STATED GOAL >>
Output all records precisely as written.

DATA TO PROCESS >>

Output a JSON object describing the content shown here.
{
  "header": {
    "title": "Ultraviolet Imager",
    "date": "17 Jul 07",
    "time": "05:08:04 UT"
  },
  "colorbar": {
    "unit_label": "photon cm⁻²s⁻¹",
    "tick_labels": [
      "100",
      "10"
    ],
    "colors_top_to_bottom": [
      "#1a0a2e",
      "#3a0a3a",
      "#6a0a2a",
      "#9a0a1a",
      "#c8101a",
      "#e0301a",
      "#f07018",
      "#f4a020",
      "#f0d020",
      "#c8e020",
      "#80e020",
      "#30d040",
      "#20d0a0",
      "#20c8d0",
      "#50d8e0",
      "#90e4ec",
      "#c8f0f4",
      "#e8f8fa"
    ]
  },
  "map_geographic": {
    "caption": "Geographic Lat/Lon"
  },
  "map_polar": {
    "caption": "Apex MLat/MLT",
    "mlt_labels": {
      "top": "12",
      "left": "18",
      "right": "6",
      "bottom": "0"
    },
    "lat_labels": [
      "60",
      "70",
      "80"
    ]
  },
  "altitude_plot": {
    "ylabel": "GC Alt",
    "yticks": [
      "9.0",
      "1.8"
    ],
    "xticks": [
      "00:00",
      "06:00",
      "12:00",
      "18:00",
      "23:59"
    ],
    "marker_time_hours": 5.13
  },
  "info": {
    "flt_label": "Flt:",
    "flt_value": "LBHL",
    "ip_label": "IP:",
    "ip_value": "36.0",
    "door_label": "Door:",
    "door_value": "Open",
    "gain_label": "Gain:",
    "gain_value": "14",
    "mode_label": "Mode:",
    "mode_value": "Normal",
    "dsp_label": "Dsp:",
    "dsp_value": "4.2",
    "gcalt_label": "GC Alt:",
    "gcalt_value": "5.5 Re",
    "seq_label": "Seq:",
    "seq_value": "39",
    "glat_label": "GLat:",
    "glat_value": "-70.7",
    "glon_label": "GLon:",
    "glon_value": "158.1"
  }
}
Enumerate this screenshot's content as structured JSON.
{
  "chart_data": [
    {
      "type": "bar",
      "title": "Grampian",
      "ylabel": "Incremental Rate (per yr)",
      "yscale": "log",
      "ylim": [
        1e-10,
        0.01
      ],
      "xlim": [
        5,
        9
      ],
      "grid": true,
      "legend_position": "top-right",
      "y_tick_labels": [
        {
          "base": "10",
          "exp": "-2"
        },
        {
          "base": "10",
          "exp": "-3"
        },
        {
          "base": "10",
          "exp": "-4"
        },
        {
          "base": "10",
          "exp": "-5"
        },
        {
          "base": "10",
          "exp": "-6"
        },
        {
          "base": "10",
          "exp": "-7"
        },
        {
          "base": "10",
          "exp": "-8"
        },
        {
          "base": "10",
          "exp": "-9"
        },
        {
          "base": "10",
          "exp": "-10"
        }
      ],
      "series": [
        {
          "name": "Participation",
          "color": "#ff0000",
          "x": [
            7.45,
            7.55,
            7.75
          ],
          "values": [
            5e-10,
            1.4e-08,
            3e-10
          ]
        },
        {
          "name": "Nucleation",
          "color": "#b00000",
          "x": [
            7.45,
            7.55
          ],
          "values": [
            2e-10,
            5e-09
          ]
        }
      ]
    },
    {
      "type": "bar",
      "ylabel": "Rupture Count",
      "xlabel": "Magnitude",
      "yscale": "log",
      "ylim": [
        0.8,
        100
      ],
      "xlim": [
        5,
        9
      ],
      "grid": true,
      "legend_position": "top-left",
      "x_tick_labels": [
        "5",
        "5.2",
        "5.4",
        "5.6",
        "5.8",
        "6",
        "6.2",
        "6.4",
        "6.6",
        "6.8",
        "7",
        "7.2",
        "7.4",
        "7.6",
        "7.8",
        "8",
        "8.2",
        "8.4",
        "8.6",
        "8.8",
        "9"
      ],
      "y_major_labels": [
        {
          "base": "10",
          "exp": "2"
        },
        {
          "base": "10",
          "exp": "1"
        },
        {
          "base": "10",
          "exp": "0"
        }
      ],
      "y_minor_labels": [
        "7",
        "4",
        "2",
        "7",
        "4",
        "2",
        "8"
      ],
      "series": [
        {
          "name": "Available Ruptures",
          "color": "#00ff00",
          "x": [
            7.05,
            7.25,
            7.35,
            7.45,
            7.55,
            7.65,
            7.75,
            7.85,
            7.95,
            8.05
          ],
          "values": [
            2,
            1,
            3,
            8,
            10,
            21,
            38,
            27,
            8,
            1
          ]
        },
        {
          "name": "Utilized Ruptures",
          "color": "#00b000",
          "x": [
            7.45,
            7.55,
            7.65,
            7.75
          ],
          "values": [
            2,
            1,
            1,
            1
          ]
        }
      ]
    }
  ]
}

SOLVED EXERCISE >>
Output a JSON object describing the content shown here.
{
  "header": {
    "title": "Ultraviolet Imager",
    "date": "17 Jul 07",
    "time": "05:08:04 UT"
  },
  "colorbar": {
    "unit_label": "photon cm⁻²s⁻¹",
    "tick_labels": [
      "100",
      "10"
    ],
    "colors_top_to_bottom": [
      "#1a0a2e",
      "#3a0a3a",
      "#6a0a2a",
      "#9a0a1a",
      "#c8101a",
      "#e0301a",
      "#f07018",
      "#f4a020",
      "#f0d020",
      "#c8e020",
      "#80e020",
      "#30d040",
      "#20d0a0",
      "#20c8d0",
      "#50d8e0",
      "#90e4ec",
      "#c8f0f4",
      "#e8f8fa"
    ]
  },
  "map_geographic": {
    "caption": "Geographic Lat/Lon"
  },
  "map_polar": {
    "caption": "Apex MLat/MLT",
    "mlt_labels": {
      "top": "12",
      "left": "18",
      "right": "6",
      "bottom": "0"
    },
    "lat_labels": [
      "60",
      "70",
      "80"
    ]
  },
  "altitude_plot": {
    "ylabel": "GC Alt",
    "yticks": [
      "9.0",
      "1.8"
    ],
    "xticks": [
      "00:00",
      "06:00",
      "12:00",
      "18:00",
      "23:59"
    ],
    "marker_time_hours": 5.13
  },
  "info": {
    "flt_label": "Flt:",
    "flt_value": "LBHL",
    "ip_label": "IP:",
    "ip_value": "36.0",
    "door_label": "Door:",
    "door_value": "Open",
    "gain_label": "Gain:",
    "gain_value": "14",
    "mode_label": "Mode:",
    "mode_value": "Normal",
    "dsp_label": "Dsp:",
    "dsp_value": "4.2",
    "gcalt_label": "GC Alt:",
    "gcalt_value": "5.5 Re",
    "seq_label": "Seq:",
    "seq_value": "39",
    "glat_label": "GLat:",
    "glat_value": "-70.7",
    "glon_label": "GLon:",
    "glon_value": "158.1"
  }
}
Enumerate this screenshot's content as structured JSON.
{
  "chart_data": [
    {
      "type": "bar",
      "title": "Grampian",
      "ylabel": "Incremental Rate (per yr)",
      "yscale": "log",
      "ylim": [
        1e-10,
        0.01
      ],
      "xlim": [
        5,
        9
      ],
      "grid": true,
      "legend_position": "top-right",
      "y_tick_labels": [
        {
          "base": "10",
          "exp": "-2"
        },
        {
          "base": "10",
          "exp": "-3"
        },
        {
          "base": "10",
          "exp": "-4"
        },
        {
          "base": "10",
          "exp": "-5"
        },
        {
          "base": "10",
          "exp": "-6"
        },
        {
          "base": "10",
          "exp": "-7"
        },
        {
          "base": "10",
          "exp": "-8"
        },
        {
          "base": "10",
          "exp": "-9"
        },
        {
          "base": "10",
          "exp": "-10"
        }
      ],
      "series": [
        {
          "name": "Participation",
          "color": "#ff0000",
          "x": [
            7.45,
            7.55,
            7.75
          ],
          "values": [
            5e-10,
            1.4e-08,
            3e-10
          ]
        },
        {
          "name": "Nucleation",
          "color": "#b00000",
          "x": [
            7.45,
            7.55
          ],
          "values": [
            2e-10,
            5e-09
          ]
        }
      ]
    },
    {
      "type": "bar",
      "ylabel": "Rupture Count",
      "xlabel": "Magnitude",
      "yscale": "log",
      "ylim": [
        0.8,
        100
      ],
      "xlim": [
        5,
        9
      ],
      "grid": true,
      "legend_position": "top-left",
      "x_tick_labels": [
        "5",
        "5.2",
        "5.4",
        "5.6",
        "5.8",
        "6",
        "6.2",
        "6.4",
        "6.6",
        "6.8",
        "7",
        "7.2",
        "7.4",
        "7.6",
        "7.8",
        "8",
        "8.2",
        "8.4",
        "8.6",
        "8.8",
        "9"
      ],
      "y_major_labels": [
        {
          "base": "10",
          "exp": "2"
        },
        {
          "base": "10",
          "exp": "1"
        },
        {
          "base": "10",
          "exp": "0"
        }
      ],
      "y_minor_labels": [
        "7",
        "4",
        "2",
        "7",
        "4",
        "2",
        "8"
      ],
      "series": [
        {
          "name": "Available Ruptures",
          "color": "#00ff00",
          "x": [
            7.05,
            7.25,
            7.35,
            7.45,
            7.55,
            7.65,
            7.75,
            7.85,
            7.95,
            8.05
          ],
          "values": [
            2,
            1,
            3,
            8,
            10,
            21,
            38,
            27,
            8,
            1
          ]
        },
        {
          "name": "Utilized Ruptures",
          "color": "#00b000",
          "x": [
            7.45,
            7.55,
            7.65,
            7.75
          ],
          "values": [
            2,
            1,
            1,
            1
          ]
        }
      ]
    }
  ]
}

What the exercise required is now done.